YOUR OBJECTIVE |
Check every line of the material below for the string "title", and return the ones that have it.

* * * * * * * * *

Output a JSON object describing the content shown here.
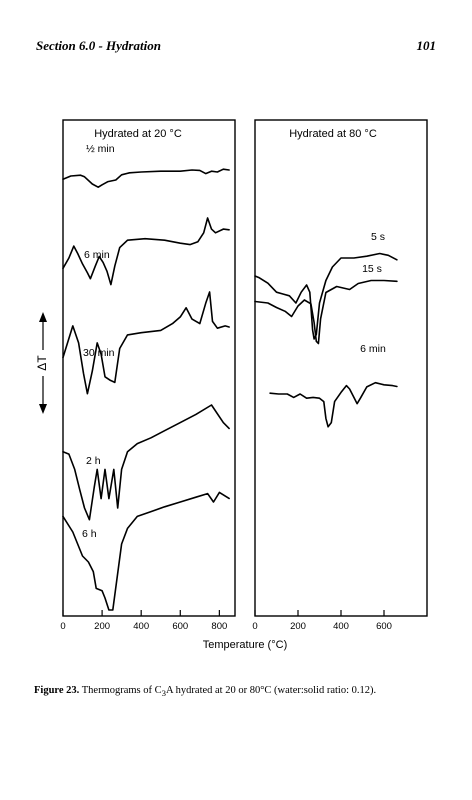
{
  "header": {
    "section": "Section 6.0 - Hydration",
    "page_number": "101"
  },
  "caption": {
    "label": "Figure 23.",
    "text_pre": " Thermograms of C",
    "subscript": "3",
    "text_post": "A hydrated at 20 or 80°C (water:solid ratio: 0.12)."
  },
  "chart_data": [
    {
      "type": "line",
      "title": "Hydrated at 20 °C",
      "xlabel": "Temperature (°C)",
      "ylabel": "ΔT",
      "xlim": [
        0,
        880
      ],
      "xticks": [
        0,
        200,
        400,
        600,
        800
      ],
      "grid": false,
      "series": [
        {
          "name": "½ min",
          "points": [
            [
              0,
              0.32
            ],
            [
              40,
              0.4
            ],
            [
              90,
              0.42
            ],
            [
              110,
              0.38
            ],
            [
              150,
              0.2
            ],
            [
              180,
              0.12
            ],
            [
              200,
              0.18
            ],
            [
              230,
              0.26
            ],
            [
              270,
              0.3
            ],
            [
              300,
              0.43
            ],
            [
              340,
              0.48
            ],
            [
              400,
              0.5
            ],
            [
              500,
              0.52
            ],
            [
              600,
              0.52
            ],
            [
              660,
              0.55
            ],
            [
              700,
              0.54
            ],
            [
              730,
              0.46
            ],
            [
              760,
              0.52
            ],
            [
              790,
              0.5
            ],
            [
              820,
              0.57
            ],
            [
              850,
              0.55
            ]
          ]
        },
        {
          "name": "6 min",
          "points": [
            [
              0,
              0.32
            ],
            [
              30,
              0.46
            ],
            [
              55,
              0.62
            ],
            [
              75,
              0.52
            ],
            [
              100,
              0.38
            ],
            [
              125,
              0.26
            ],
            [
              140,
              0.18
            ],
            [
              165,
              0.35
            ],
            [
              185,
              0.48
            ],
            [
              205,
              0.4
            ],
            [
              225,
              0.28
            ],
            [
              245,
              0.1
            ],
            [
              265,
              0.35
            ],
            [
              290,
              0.6
            ],
            [
              330,
              0.7
            ],
            [
              420,
              0.72
            ],
            [
              520,
              0.7
            ],
            [
              600,
              0.66
            ],
            [
              650,
              0.64
            ],
            [
              690,
              0.68
            ],
            [
              720,
              0.8
            ],
            [
              740,
              1.0
            ],
            [
              760,
              0.85
            ],
            [
              780,
              0.8
            ],
            [
              820,
              0.85
            ],
            [
              850,
              0.84
            ]
          ]
        },
        {
          "name": "30 min",
          "points": [
            [
              0,
              0.42
            ],
            [
              50,
              0.7
            ],
            [
              80,
              0.55
            ],
            [
              105,
              0.28
            ],
            [
              125,
              0.1
            ],
            [
              150,
              0.3
            ],
            [
              175,
              0.55
            ],
            [
              195,
              0.45
            ],
            [
              215,
              0.25
            ],
            [
              240,
              0.22
            ],
            [
              265,
              0.2
            ],
            [
              290,
              0.5
            ],
            [
              330,
              0.62
            ],
            [
              400,
              0.64
            ],
            [
              500,
              0.66
            ],
            [
              560,
              0.72
            ],
            [
              600,
              0.78
            ],
            [
              630,
              0.86
            ],
            [
              660,
              0.76
            ],
            [
              700,
              0.72
            ],
            [
              730,
              0.9
            ],
            [
              750,
              1.0
            ],
            [
              765,
              0.74
            ],
            [
              790,
              0.68
            ],
            [
              830,
              0.7
            ],
            [
              850,
              0.69
            ]
          ]
        },
        {
          "name": "2 h",
          "points": [
            [
              0,
              0.6
            ],
            [
              30,
              0.58
            ],
            [
              60,
              0.45
            ],
            [
              85,
              0.28
            ],
            [
              110,
              0.12
            ],
            [
              135,
              0.02
            ],
            [
              160,
              0.3
            ],
            [
              175,
              0.45
            ],
            [
              195,
              0.2
            ],
            [
              215,
              0.45
            ],
            [
              235,
              0.2
            ],
            [
              260,
              0.45
            ],
            [
              280,
              0.12
            ],
            [
              300,
              0.45
            ],
            [
              330,
              0.6
            ],
            [
              380,
              0.67
            ],
            [
              450,
              0.72
            ],
            [
              520,
              0.78
            ],
            [
              600,
              0.85
            ],
            [
              680,
              0.92
            ],
            [
              760,
              1.0
            ],
            [
              820,
              0.85
            ],
            [
              850,
              0.8
            ]
          ]
        },
        {
          "name": "6 h",
          "points": [
            [
              0,
              0.78
            ],
            [
              50,
              0.65
            ],
            [
              100,
              0.45
            ],
            [
              130,
              0.4
            ],
            [
              155,
              0.32
            ],
            [
              170,
              0.18
            ],
            [
              200,
              0.16
            ],
            [
              215,
              0.1
            ],
            [
              235,
              0.0
            ],
            [
              255,
              0.0
            ],
            [
              300,
              0.55
            ],
            [
              330,
              0.68
            ],
            [
              380,
              0.78
            ],
            [
              450,
              0.82
            ],
            [
              520,
              0.86
            ],
            [
              600,
              0.9
            ],
            [
              680,
              0.94
            ],
            [
              740,
              0.97
            ],
            [
              770,
              0.9
            ],
            [
              800,
              0.98
            ],
            [
              850,
              0.93
            ]
          ]
        }
      ]
    },
    {
      "type": "line",
      "title": "Hydrated at 80 °C",
      "xlabel": "Temperature (°C)",
      "xlim": [
        0,
        800
      ],
      "xticks": [
        0,
        200,
        400,
        600
      ],
      "grid": false,
      "series": [
        {
          "name": "5 s",
          "points": [
            [
              0,
              0.8
            ],
            [
              20,
              0.78
            ],
            [
              60,
              0.72
            ],
            [
              100,
              0.62
            ],
            [
              130,
              0.6
            ],
            [
              160,
              0.58
            ],
            [
              190,
              0.5
            ],
            [
              215,
              0.62
            ],
            [
              240,
              0.7
            ],
            [
              255,
              0.62
            ],
            [
              262,
              0.4
            ],
            [
              268,
              0.2
            ],
            [
              275,
              0.1
            ],
            [
              285,
              0.15
            ],
            [
              300,
              0.5
            ],
            [
              330,
              0.75
            ],
            [
              360,
              0.9
            ],
            [
              400,
              1.0
            ],
            [
              460,
              1.0
            ],
            [
              520,
              1.02
            ],
            [
              580,
              1.05
            ],
            [
              620,
              1.03
            ],
            [
              660,
              0.98
            ]
          ]
        },
        {
          "name": "15 s",
          "points": [
            [
              0,
              0.58
            ],
            [
              60,
              0.56
            ],
            [
              100,
              0.5
            ],
            [
              140,
              0.45
            ],
            [
              170,
              0.38
            ],
            [
              200,
              0.52
            ],
            [
              230,
              0.6
            ],
            [
              260,
              0.55
            ],
            [
              275,
              0.3
            ],
            [
              285,
              0.05
            ],
            [
              295,
              0.02
            ],
            [
              305,
              0.35
            ],
            [
              330,
              0.7
            ],
            [
              380,
              0.78
            ],
            [
              440,
              0.74
            ],
            [
              480,
              0.82
            ],
            [
              540,
              0.86
            ],
            [
              600,
              0.86
            ],
            [
              660,
              0.85
            ]
          ]
        },
        {
          "name": "6 min",
          "points": [
            [
              70,
              0.4
            ],
            [
              110,
              0.38
            ],
            [
              150,
              0.38
            ],
            [
              180,
              0.3
            ],
            [
              210,
              0.38
            ],
            [
              240,
              0.28
            ],
            [
              270,
              0.3
            ],
            [
              300,
              0.28
            ],
            [
              320,
              0.2
            ],
            [
              330,
              -0.2
            ],
            [
              340,
              -0.4
            ],
            [
              355,
              -0.3
            ],
            [
              370,
              0.2
            ],
            [
              400,
              0.42
            ],
            [
              425,
              0.58
            ],
            [
              440,
              0.5
            ],
            [
              460,
              0.3
            ],
            [
              475,
              0.15
            ],
            [
              490,
              0.28
            ],
            [
              520,
              0.55
            ],
            [
              560,
              0.65
            ],
            [
              600,
              0.6
            ],
            [
              640,
              0.58
            ],
            [
              660,
              0.56
            ]
          ]
        }
      ]
    }
  ]
}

* * * * * * * * *

THE ANSWER |
      "title": "Hydrated at 20 °C",
      "title": "Hydrated at 80 °C",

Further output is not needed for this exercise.